[START]
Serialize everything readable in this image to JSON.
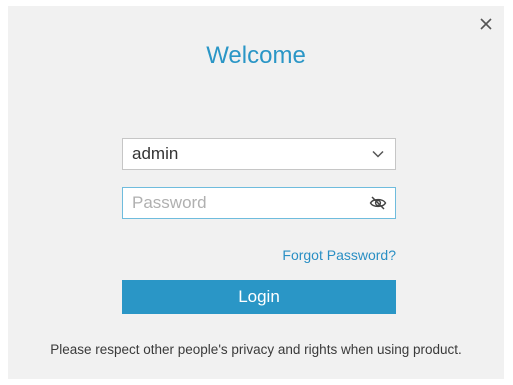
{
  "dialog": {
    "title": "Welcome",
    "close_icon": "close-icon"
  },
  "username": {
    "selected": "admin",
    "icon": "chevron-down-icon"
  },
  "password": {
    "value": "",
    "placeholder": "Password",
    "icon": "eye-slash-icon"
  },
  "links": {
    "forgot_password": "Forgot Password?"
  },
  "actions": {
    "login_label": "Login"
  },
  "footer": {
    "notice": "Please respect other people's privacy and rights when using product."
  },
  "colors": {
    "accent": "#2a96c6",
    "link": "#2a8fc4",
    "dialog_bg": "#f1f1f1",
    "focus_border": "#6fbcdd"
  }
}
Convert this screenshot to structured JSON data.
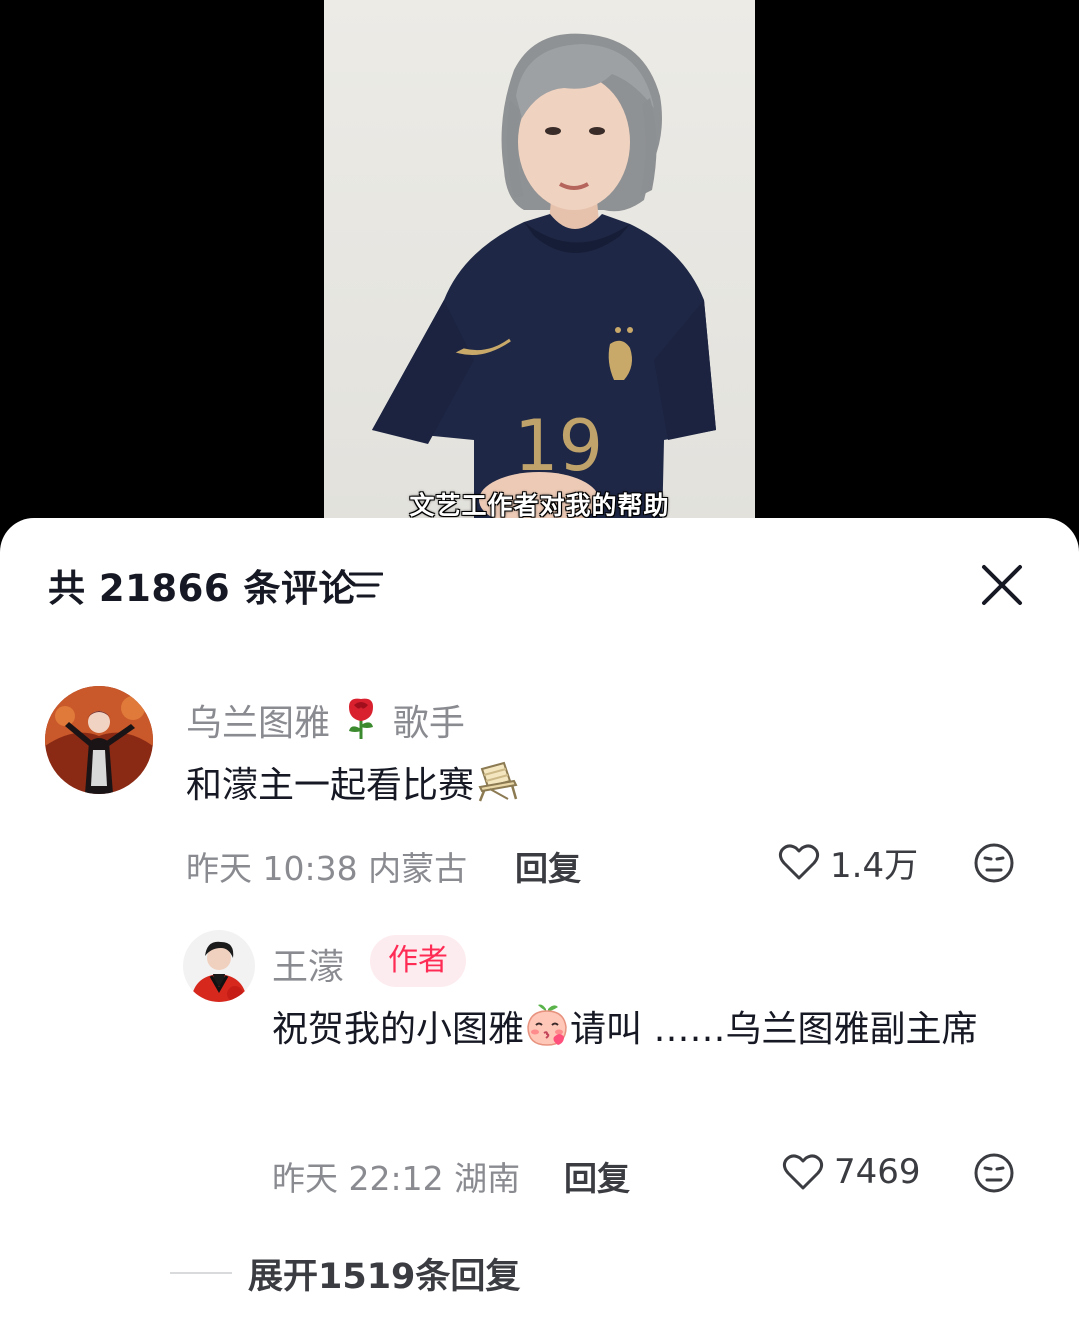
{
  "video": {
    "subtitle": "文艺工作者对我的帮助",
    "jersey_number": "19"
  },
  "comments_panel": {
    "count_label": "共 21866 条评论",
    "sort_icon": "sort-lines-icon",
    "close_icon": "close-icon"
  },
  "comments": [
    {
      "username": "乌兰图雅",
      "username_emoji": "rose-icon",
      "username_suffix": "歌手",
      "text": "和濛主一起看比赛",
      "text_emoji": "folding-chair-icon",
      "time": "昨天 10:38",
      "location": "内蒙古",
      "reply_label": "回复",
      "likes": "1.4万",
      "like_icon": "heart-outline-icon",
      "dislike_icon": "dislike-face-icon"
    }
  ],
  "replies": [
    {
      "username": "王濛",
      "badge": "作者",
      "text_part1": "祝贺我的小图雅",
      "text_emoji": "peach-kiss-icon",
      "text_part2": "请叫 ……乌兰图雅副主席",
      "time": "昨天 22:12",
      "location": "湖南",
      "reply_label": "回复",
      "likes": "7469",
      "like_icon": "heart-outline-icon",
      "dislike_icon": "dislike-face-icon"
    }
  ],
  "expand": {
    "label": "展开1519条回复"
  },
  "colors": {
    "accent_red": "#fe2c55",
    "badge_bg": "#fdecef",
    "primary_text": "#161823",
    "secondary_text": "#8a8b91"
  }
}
[END]
[START]
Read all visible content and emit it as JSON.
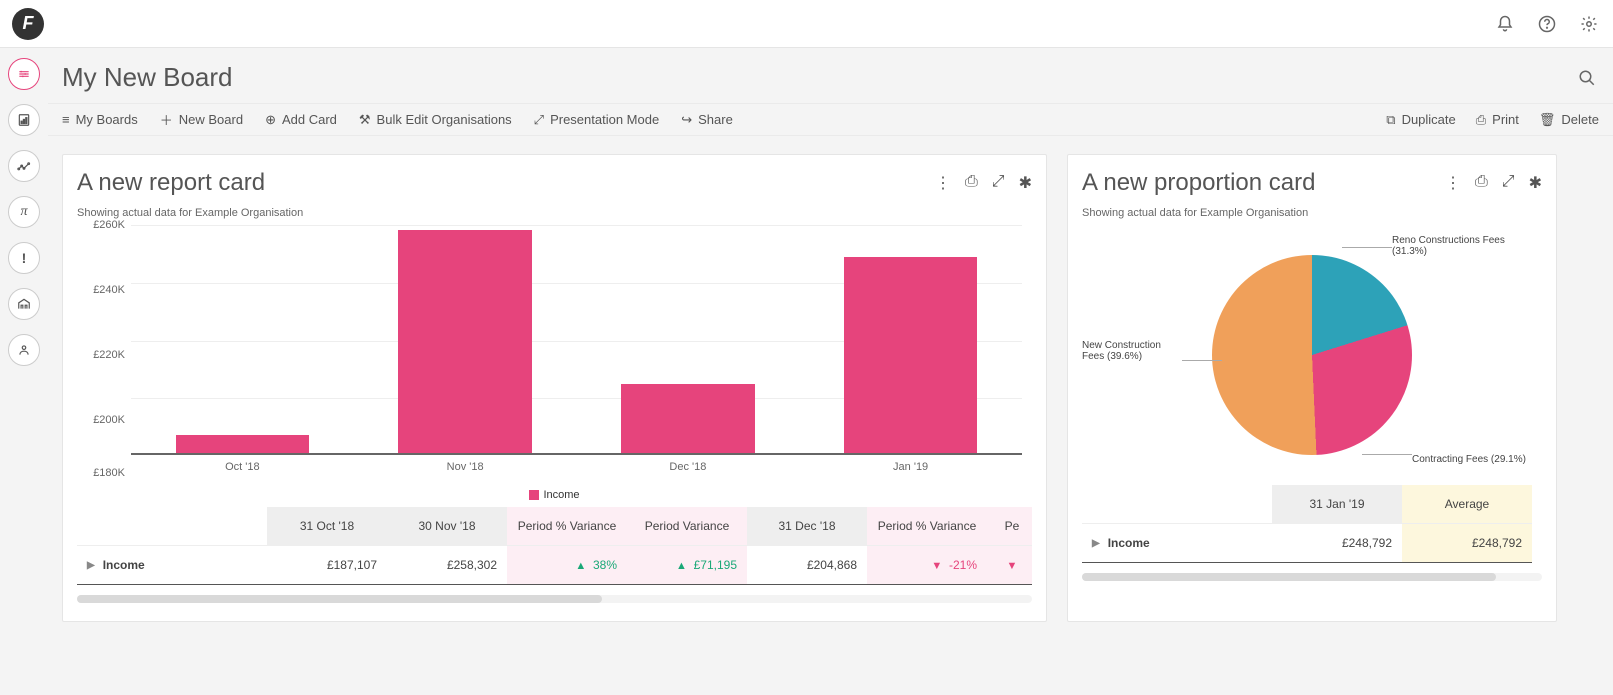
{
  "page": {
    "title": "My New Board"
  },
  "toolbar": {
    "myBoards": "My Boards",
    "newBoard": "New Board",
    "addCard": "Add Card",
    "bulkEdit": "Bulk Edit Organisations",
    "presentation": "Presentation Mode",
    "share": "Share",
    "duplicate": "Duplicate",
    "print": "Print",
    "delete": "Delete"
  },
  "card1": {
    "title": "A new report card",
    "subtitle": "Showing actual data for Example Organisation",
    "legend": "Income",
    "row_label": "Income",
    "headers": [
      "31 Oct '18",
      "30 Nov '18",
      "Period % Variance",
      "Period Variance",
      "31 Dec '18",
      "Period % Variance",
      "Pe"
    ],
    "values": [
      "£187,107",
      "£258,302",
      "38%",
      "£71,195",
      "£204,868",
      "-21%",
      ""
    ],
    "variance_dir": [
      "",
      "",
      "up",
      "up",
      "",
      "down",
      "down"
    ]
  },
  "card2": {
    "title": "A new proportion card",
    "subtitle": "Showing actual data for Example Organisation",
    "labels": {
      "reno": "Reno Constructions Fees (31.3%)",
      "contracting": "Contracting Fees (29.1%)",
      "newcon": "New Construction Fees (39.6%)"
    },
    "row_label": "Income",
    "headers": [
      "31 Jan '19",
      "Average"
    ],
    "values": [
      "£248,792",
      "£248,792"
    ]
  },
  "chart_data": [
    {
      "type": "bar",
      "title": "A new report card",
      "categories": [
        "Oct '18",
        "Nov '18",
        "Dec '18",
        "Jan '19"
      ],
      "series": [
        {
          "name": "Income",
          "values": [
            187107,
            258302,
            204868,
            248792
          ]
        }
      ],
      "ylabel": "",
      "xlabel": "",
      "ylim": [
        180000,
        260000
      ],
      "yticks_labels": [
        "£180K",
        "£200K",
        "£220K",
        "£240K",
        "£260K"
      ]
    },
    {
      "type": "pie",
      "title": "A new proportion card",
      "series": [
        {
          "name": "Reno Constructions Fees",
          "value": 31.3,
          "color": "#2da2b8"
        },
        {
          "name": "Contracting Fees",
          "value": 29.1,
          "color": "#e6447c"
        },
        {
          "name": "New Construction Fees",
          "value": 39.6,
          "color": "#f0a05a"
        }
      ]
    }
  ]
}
[END]
Identify each line in the records above containing the word "Constructions"; copy those lines.

      "reno": "Reno Constructions Fees (31.3%)",
          "name": "Reno Constructions Fees",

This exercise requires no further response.